··· EXTRAIT DU DOCUMENT ···

1. Définition
Terme aux significations et contextes divers, le « parcours » semble s’adapter à toutes les situations et tous les designers. Par exemple, il peut faire écho au processus de réflexion allant de l’esquisse informelle au prototypage jusqu’à la réalisation d’un projet. Dans cette perspective, nous voyons le parcours réflexif que peut adopter un designer. Cependant, le parcours ne peut pas être réduit à un simple processus de création ou encore au parcours professionnel. Il peut être matériel et, surtout, symbolique.
Au sein du design d’espace, le parcours occupe une place, pour certains designers, très importante voire centrale pour le projet. Défini dans les dictionnaires par le simple « itinéraire à suivre ou trajet suivi par quelqu’un, un véhicule, un animal ».
https://www.larousse.fr/dictionnaires/francais/parcours/58092 (consulté le 25/10/2021)
Il ne s’agit pourtant pas d’une simple déambulation.
À l’aide du dessin, Álvaro Siza considère en effet le parcours au cœur de sa conception. Dans son ouvrage Imaginer l’évidence, cet architecte énumère, à travers de nombreux exemples, le besoin d’élaborer des parcours dans ses projets. À travers l’exemple de l’Église paroissiale de Marco de Canaveses, il met en lumière que :
« Ce sont les parcours qui confèrent au projet son unité. Tous opèrent une boucle et terminent leur course à leur point de départ. La sensation que cela procure est bien celle réelle d’un lieu clos, délimité. »
SIZA, Álvaro, Imaginer l’évidence, Marseille, Parenthèses, préfacé par Vittorio Gregotti suivi de Marc Barani, traduit du portugais par Dominique Machabert, 2012, p. 56.
De plus, dans la préface de cet ouvrage, Imaginer l’évidence, Marc Barani soutient que les interventions architecturales d’Álvaro Siza, se vivent non pas en étant passif à ce qui se tient devant nous, mais en vivant, profondément et activement, les espaces :
« Le nouveau parcours, en même temps qu’il redonne à lire le fonctionnement matériel et spirituel du bâtiment, change la séquence de perception de ses espaces, les replace dans leur symbolique d’origine et pour finir ancre à nouveau le dispositif dans la réalité du lieu. »

··· DONNÉES FOURNIES ···

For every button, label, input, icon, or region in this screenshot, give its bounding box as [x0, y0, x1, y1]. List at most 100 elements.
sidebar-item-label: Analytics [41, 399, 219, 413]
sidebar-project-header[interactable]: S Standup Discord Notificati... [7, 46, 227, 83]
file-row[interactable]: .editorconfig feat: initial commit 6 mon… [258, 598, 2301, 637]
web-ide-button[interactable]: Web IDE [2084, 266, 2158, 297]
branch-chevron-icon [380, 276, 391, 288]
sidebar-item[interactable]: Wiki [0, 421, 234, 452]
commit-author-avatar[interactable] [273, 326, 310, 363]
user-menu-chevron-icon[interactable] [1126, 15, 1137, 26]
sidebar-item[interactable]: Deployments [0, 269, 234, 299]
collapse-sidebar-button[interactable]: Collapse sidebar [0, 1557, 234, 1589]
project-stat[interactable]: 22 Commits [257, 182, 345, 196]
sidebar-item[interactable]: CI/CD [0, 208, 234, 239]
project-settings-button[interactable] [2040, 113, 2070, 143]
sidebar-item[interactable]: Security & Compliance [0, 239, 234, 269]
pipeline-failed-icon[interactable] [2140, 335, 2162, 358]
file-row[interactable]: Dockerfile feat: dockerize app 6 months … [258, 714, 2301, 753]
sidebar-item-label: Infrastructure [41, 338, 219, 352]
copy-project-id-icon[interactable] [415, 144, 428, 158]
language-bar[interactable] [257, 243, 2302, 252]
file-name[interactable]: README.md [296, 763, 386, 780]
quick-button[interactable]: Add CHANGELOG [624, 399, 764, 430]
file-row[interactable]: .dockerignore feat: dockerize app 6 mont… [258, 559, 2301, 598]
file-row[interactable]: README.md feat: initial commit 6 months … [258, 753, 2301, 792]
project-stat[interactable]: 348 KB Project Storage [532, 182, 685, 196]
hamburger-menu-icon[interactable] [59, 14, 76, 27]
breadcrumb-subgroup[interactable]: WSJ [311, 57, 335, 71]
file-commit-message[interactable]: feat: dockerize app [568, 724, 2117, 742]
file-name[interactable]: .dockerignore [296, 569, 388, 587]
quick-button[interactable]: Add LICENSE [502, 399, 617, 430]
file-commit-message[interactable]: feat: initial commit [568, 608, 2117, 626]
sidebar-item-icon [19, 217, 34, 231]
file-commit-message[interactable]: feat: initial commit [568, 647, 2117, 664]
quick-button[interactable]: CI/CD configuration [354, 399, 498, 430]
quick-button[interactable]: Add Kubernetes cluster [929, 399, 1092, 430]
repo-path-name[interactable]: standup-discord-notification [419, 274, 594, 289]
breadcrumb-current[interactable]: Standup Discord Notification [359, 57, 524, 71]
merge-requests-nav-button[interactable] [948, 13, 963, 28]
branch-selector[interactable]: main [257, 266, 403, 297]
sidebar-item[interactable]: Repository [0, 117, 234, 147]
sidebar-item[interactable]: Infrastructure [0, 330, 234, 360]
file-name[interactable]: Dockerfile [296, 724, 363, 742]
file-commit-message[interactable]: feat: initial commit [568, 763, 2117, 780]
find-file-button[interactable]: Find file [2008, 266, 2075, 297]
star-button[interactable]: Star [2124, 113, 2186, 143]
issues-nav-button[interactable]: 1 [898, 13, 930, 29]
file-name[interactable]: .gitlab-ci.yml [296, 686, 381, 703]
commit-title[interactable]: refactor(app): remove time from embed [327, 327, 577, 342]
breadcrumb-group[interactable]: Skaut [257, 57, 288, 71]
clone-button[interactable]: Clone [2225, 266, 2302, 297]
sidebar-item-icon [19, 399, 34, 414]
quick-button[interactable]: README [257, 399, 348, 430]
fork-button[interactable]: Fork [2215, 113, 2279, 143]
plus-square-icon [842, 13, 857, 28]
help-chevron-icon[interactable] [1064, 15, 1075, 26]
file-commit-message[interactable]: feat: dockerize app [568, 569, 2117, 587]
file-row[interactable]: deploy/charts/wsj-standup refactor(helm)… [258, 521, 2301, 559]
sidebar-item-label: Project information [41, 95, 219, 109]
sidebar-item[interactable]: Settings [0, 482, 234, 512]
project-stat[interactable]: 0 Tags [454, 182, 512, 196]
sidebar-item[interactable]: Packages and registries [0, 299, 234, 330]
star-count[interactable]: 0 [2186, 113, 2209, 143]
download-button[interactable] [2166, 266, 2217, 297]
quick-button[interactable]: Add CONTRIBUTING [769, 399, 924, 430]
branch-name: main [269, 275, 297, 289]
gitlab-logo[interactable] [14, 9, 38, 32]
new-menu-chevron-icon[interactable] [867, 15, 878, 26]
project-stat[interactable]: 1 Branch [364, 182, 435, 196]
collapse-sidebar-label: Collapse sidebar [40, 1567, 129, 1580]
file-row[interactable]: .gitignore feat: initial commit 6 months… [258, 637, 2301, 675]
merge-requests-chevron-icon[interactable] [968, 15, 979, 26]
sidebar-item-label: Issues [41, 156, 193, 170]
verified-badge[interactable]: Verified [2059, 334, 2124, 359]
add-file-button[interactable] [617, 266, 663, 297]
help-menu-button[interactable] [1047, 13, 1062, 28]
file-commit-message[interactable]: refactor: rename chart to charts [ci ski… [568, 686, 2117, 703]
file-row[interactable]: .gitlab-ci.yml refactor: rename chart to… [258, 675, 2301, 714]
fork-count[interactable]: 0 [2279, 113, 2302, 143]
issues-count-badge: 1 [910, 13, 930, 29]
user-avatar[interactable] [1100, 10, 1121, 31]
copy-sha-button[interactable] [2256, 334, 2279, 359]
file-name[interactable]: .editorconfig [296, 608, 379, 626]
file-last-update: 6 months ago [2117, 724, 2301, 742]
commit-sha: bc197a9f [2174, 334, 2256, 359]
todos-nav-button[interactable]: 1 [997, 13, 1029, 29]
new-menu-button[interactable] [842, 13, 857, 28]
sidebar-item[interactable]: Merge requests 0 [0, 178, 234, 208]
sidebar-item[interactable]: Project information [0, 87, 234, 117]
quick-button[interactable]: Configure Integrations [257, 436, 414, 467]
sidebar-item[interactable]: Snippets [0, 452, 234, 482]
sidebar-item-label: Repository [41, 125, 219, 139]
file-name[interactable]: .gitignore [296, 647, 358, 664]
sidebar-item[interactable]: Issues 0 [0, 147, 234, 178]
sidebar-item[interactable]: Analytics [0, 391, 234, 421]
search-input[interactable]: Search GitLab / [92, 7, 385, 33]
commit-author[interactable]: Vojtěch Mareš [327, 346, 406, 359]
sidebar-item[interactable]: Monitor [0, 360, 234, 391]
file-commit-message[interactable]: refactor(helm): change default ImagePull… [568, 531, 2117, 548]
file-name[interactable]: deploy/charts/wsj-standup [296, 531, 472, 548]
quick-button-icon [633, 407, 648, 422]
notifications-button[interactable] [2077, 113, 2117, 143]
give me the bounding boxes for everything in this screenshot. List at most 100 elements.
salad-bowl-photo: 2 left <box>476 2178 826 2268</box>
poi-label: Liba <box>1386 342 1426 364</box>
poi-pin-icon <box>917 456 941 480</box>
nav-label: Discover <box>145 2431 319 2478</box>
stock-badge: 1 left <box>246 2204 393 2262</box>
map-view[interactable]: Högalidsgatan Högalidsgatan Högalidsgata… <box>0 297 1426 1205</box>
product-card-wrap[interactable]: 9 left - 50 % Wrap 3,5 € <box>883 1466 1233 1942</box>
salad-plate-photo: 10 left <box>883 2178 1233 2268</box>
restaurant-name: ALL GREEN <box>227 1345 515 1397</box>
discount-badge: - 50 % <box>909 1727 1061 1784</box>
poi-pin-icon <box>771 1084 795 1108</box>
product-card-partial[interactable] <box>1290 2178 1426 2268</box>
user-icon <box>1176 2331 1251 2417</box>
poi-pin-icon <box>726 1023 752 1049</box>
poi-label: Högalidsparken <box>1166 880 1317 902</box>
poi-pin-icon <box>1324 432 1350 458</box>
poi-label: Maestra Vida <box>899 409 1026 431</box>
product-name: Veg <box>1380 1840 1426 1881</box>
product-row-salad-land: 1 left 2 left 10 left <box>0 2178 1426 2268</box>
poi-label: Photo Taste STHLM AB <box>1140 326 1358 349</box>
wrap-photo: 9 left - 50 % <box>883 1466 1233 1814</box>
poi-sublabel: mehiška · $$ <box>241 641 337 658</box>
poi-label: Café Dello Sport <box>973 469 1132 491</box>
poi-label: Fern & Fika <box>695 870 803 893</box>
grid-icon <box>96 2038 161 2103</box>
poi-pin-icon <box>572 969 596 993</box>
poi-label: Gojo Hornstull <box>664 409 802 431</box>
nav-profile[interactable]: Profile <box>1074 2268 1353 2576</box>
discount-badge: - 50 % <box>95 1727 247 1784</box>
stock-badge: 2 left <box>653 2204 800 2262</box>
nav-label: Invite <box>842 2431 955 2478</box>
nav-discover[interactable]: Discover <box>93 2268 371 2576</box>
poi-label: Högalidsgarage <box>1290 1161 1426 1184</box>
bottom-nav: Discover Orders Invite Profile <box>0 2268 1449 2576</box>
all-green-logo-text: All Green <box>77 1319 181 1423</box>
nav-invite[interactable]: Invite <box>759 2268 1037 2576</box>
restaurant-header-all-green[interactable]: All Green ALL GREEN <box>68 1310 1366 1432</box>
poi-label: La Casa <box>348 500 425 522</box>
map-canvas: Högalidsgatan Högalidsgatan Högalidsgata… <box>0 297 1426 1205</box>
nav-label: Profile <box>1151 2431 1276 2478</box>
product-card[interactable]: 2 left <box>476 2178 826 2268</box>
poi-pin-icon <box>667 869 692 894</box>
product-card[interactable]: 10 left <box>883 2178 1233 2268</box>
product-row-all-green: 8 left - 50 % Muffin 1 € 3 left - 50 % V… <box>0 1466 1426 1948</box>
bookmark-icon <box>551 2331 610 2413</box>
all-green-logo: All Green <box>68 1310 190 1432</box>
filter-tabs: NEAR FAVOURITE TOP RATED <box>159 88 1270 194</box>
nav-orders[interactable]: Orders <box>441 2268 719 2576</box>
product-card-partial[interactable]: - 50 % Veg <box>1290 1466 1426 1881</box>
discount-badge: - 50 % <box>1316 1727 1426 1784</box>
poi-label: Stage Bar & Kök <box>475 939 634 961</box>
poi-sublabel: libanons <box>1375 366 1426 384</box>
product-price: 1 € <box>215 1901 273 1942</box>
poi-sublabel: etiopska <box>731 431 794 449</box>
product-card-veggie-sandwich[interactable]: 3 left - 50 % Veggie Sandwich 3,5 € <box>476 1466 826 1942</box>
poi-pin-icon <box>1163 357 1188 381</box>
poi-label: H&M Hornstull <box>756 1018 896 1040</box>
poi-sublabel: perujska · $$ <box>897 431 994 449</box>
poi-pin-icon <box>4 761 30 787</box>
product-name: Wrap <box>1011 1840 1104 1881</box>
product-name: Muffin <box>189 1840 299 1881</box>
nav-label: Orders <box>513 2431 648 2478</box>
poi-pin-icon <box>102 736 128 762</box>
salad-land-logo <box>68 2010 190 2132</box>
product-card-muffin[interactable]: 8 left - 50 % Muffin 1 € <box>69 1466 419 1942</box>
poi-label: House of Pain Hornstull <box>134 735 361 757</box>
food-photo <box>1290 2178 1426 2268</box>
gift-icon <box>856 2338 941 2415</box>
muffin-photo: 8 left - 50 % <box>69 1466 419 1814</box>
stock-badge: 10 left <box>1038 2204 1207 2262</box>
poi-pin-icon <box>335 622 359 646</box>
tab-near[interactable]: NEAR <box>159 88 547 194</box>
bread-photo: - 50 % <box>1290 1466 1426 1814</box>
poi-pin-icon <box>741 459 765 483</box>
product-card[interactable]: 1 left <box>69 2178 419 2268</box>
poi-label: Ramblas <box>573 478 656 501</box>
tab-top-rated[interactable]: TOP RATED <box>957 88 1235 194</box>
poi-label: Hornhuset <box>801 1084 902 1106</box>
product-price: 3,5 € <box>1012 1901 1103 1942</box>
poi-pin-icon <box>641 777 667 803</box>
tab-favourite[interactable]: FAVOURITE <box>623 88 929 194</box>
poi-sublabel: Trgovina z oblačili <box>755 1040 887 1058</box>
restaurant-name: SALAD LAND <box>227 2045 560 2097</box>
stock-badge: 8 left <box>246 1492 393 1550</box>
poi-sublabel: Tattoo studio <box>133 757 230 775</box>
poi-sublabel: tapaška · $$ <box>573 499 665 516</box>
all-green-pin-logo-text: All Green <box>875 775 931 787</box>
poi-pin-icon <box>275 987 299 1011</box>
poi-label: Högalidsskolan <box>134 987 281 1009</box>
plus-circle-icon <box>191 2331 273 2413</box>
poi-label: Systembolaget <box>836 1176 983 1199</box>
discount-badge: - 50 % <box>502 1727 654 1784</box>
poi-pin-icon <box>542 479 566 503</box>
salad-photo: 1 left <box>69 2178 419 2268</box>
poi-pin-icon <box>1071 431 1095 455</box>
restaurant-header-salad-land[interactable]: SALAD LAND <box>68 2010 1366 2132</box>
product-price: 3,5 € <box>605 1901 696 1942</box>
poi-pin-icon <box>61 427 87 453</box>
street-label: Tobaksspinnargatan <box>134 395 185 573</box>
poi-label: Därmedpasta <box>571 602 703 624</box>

···

» **DÉFIS**
1. D'après l'extrait du document, quel exemple Álvaro Siza utilise-t-il pour montrer que les parcours confèrent au projet son unité ?
2. Dans l'extrait du document, substituez « croquis » à « dessin » et redonnez le passage compris entre « À l’aide du » et « 2012, p. 56. », inclus.
3. Poursuivez l'extrait sur la notion de parcours en design d'espace à partir de sa dernière phrase.

» **LISTE DES RÉPONSES**
1. L'Église paroissiale de Marco de Canaveses.

2.
À l’aide du croquis, Álvaro Siza considère en effet le parcours au cœur de sa conception. Dans son ouvrage Imaginer l’évidence, cet architecte énumère, à travers de nombreux exemples, le besoin d’élaborer des parcours dans ses projets. À travers l’exemple de l’Église paroissiale de Marco de Canaveses, il met en lumière que :
« Ce sont les parcours qui confèrent au projet son unité. Tous opèrent une boucle et terminent leur course à leur point de départ. La sensation que cela procure est bien celle réelle d’un lieu clos, délimité. »
SIZA, Álvaro, Imaginer l’évidence, Marseille, Parenthèses, préfacé par Vittorio Gregotti suivi de Marc Barani, traduit du portugais par Dominique Machabert, 2012, p. 56.

3.
SIZA, Álvaro, Imaginer l’évidence, Marseille, Parenthèses, préfacé par Vittorio Gregotti suivi de Marc Barani, traduit du portugais par Dominique Machabert, 2012, p. 17.
La revue internationale de théories et de pratiques sémiotiques Protée ajoute à ce concept l’idée d’une connexion entre tous les corps, matériels ou immatériels, inertes ou actifs, vivants ou inorganiques, gravitant dans l’espace parcouru :
« Le parcours dans l’espace lie non seulement l’acteur à l’espace parcouru, mais il relie aussi l’acteur aux objets qui sont sur son parcours et, de ce fait, il relie les objets entre eux. »
RÉNIER, Alain, « Le rôle du parcours : dans l’intégration des conformations statiques de l’espace et des objets dans un réseau de configurations en interférence dynamique », dans BEYAERT-GESLIN, Anne, « Le sens du parcours », dans Protée, revue internationale de théories et de pratiques sémiotiques, volume 33, n°2, p. 27. Cf. https://constellation.uqac.ca/2388/1/Vol_33_no_2.pdf (consulté le 6/10/2021)
La notion de « parcours », à travers ces citations, acquiert une profondeur symbolique. Elle n’est pas un simple itinéraire matériel et fonctionnel. En effet, le parcours se révèle être un principe central pour l’harmonie d’un projet. Un équilibre où tous les éléments (visiteur, architecture, objets…) semblent communiquer, voire se connecter par leur simple présence dans ce même lieu.
2. Du portugais au français
Si l’on compare cette traduction avec la langue natale Álvaro Siza, le portugais, soit la langue originelle du propos1, on sera amené à lire le terme percurso. Une notion exploitée par Luciano Margotto Soares dans son mémoire, au travers du travail d’Àlvaro Siza, qui permet d’apporter des compléments d’informations quant à la posture adoptée ; éléments d’observation qu’on ne trouve pas en langue française.
Il écrit :
« Muitos dos conceitos arquitetônicos de Siza apóiam-se nas ambigüidades entre figura e fundo. Os espaços situados no interior, entre os edifícios, são tratados como vazios positivos e ativos. Os edifícios são experimentados mediante um in- tenso ‘percurso arquitetônico’. O visitante é guiado mediante compressões e ex- pansões, vistas controladas, reduções da perspectiva ou variações na intensidade de luz. A sensação de peso – ou sua oposta, a sensação de leveza – contribuem para a dinâmica da experiência arquitetônica2. »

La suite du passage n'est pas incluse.